#### PAGE EXTRACT:
++++
Bowne "has been courted by all the" contractors competing for the award, which could be worth as much as $2.5 billion over five years, said Peter Coddington, Bowne's director of federal business. The Army will announce the winner tomorrow.

The current contract, now valued at $657 million, has been held by Titan Corp. since 1999. The work was originally valued at $10 million. Conflicts in Afghanistan and Iraq and the war on terror have increased the U.S. military's need for skilled interpreters of languages such as Arabic, Hebrew, Pashto and Urdu.

"If somebody says they are going to bomb the U.S., they don't say it in English," Coddington, 42, said in a telephone interview. "The market has exploded since 9/11. The Department of Defense and intelligence community have a huge need."

Titan has said it will compete to keep the award. The San Diego-based company has been troubled by a billing dispute with the Army related to translation work in Iraq, and by an Army report that linked at least one Titan employee to abuse of Iraqi prisoners at Abu Ghraib prison near Baghdad.

Los Angeles-based Northrop Grumman Corp. and New York-based L-3 Communications Holdings Inc. have said they will challenge Titan for the work. Coddington said Bowne's talks were with CACI International Inc. and other companies he declined to identify.

15,000 linguists

Founded in 1775, Bowne specializes in publishing prospectuses and other financial documents for publicly listed companies. The New York-based company, which has a market value of more than $500 million and about 15,000 linguists and interpreters worldwide, is seeking to broaden the scope of its translation work beyond its traditional base of business clients.

Bowne's sales rose to $1.06 billion last year from $1 billion in 2002. Its only current government language contract is one it has held for 18 years, supplying the Justice Department with interpreters for 250 languages at immigration hearings in 156 courts across the United States, Coddington said.

The company didn't lead a team competing for the U.S. Army Intelligence and Security Command language award because it has been reluctant to put its employees in war zones, Coddington said. Even without putting workers at risk, Bowne could still offer the winning contractor support in areas such as language testing, management and payroll systems, Coddington said.
++++
[Dataset excerpts]
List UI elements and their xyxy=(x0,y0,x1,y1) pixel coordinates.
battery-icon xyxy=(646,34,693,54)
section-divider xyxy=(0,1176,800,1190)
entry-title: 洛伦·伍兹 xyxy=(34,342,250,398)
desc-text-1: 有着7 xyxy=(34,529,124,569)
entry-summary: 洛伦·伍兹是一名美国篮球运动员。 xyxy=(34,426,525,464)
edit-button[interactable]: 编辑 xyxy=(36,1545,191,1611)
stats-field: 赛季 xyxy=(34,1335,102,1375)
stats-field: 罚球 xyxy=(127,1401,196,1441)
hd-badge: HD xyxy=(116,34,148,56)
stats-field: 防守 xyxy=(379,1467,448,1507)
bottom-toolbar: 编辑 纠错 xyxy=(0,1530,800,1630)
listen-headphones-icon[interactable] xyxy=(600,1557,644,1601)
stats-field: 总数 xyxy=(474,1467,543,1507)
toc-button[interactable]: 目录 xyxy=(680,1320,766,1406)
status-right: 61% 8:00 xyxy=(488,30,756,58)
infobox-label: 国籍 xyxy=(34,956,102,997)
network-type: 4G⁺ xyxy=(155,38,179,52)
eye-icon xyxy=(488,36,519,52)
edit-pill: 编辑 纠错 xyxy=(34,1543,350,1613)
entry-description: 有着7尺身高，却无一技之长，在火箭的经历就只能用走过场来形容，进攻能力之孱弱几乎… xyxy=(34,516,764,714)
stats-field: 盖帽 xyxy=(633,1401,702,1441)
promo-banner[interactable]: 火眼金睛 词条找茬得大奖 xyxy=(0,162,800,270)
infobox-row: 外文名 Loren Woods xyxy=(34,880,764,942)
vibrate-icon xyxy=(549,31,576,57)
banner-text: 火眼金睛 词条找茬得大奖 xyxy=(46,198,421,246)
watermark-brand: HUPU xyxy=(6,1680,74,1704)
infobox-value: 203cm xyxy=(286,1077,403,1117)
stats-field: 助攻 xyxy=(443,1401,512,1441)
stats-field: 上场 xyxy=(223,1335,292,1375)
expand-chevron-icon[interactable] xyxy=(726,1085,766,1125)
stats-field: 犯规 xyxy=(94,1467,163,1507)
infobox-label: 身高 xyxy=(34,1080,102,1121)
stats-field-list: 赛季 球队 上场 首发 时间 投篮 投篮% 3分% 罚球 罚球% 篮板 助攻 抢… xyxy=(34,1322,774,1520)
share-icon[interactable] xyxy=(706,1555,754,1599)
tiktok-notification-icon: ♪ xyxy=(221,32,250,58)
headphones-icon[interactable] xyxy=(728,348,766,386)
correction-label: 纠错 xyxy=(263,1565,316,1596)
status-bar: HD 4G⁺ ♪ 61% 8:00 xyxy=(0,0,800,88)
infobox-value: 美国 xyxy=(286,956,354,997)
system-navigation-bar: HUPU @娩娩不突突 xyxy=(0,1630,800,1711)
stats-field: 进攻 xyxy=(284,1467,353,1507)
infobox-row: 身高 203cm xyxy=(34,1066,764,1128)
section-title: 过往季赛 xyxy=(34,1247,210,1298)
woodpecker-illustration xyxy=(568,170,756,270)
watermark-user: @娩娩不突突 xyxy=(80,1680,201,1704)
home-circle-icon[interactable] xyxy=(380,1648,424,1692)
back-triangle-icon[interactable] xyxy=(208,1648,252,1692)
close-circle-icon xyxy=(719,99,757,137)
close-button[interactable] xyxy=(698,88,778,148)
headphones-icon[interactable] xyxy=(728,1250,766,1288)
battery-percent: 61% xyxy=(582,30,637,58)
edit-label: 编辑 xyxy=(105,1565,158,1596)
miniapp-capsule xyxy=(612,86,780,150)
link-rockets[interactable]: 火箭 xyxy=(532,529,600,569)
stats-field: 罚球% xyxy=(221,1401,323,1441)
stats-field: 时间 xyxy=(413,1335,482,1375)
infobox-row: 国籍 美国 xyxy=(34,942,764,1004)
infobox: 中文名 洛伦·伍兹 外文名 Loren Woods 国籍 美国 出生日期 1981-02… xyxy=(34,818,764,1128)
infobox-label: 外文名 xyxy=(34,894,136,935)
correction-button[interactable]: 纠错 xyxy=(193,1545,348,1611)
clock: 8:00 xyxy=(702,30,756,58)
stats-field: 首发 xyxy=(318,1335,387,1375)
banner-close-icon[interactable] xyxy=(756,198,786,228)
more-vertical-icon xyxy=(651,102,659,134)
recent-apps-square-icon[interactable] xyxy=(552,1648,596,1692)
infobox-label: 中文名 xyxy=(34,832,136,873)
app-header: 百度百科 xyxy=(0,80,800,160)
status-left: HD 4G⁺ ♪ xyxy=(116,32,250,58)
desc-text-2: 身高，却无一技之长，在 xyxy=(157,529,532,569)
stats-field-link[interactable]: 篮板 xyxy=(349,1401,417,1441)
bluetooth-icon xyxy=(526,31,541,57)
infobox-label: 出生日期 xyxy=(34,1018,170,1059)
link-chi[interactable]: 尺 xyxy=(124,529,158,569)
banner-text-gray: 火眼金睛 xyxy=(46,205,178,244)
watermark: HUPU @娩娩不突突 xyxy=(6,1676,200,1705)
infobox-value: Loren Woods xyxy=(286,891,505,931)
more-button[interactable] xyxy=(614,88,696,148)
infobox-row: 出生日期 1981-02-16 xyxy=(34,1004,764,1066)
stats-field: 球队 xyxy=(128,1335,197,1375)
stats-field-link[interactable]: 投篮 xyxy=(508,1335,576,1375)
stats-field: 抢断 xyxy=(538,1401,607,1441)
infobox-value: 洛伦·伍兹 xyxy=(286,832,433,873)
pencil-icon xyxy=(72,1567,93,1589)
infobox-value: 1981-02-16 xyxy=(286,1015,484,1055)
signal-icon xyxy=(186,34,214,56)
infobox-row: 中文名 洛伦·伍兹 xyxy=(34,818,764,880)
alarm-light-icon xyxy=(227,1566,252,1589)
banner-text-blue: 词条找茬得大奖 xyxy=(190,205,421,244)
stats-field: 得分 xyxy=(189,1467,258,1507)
++++
#### WHAT TO WORK ON:
Continue the article about Bowne and the Army translation contract from where it stops. These rows are separate material and have nothing to do with the article.

#### OUTPUT OF THE EXERCISE:
New recruits

Titan is supplying 4,200 linguists to the Army under the current contract, Army spokeswoman Deborah Parker said. The new supplier is expected to recruit as many as 6,000 linguists, Coddington said. That would mean screening 30,000 to 40,000 applicants in both English and the target language, he said.

For Titan, the timing of the competition could hardly be worse. In a report sent to Congress last month by Army Maj. Gen. Antonio Taguba, at least one Titan employee was linked to abuse at Abu Ghraib. In March, the United States suspended 10 percent of Titan's pay for the translation work after an audit found inadequate documentation of its bills.

Titan Chief Executive Gene Ray downplayed the significance of the contract in remarks to reporters on June 7. He was speaking after Titan shareholders OK'd the sale of the company to Lockheed Martin Corp. Completion of the transaction depends on the resolution of a Justice Department criminal probe into whether Titan consultants bribed foreign officials.

"It is a big revenue source, but it is not a big income source," Ray told reporters after the vote. "It is not a high-margin contract."

'Pulled to a new need'

Titan had sales of $1.8 billion last year on net income of $29.1 million. The company has denied its employees were involved in any improper behavior in Iraq and the Taguba report didn't directly criticize the company.

Northrop spokesman Frank Moore and L-3 spokesman Evan Goetz both declined to provide details on the members of their teams in the competition. CACI spokeswoman Jody Brown declined to comment "on any aspects of bids that it may or may not be pursuing."

Bowne will enter the government market for language services "carefully" and will need to learn things like dealing with the issue of government security clearances, Coddington said.

"We're being pulled to a new need in the Department of Defense," he said. "We're being pulled in willingly."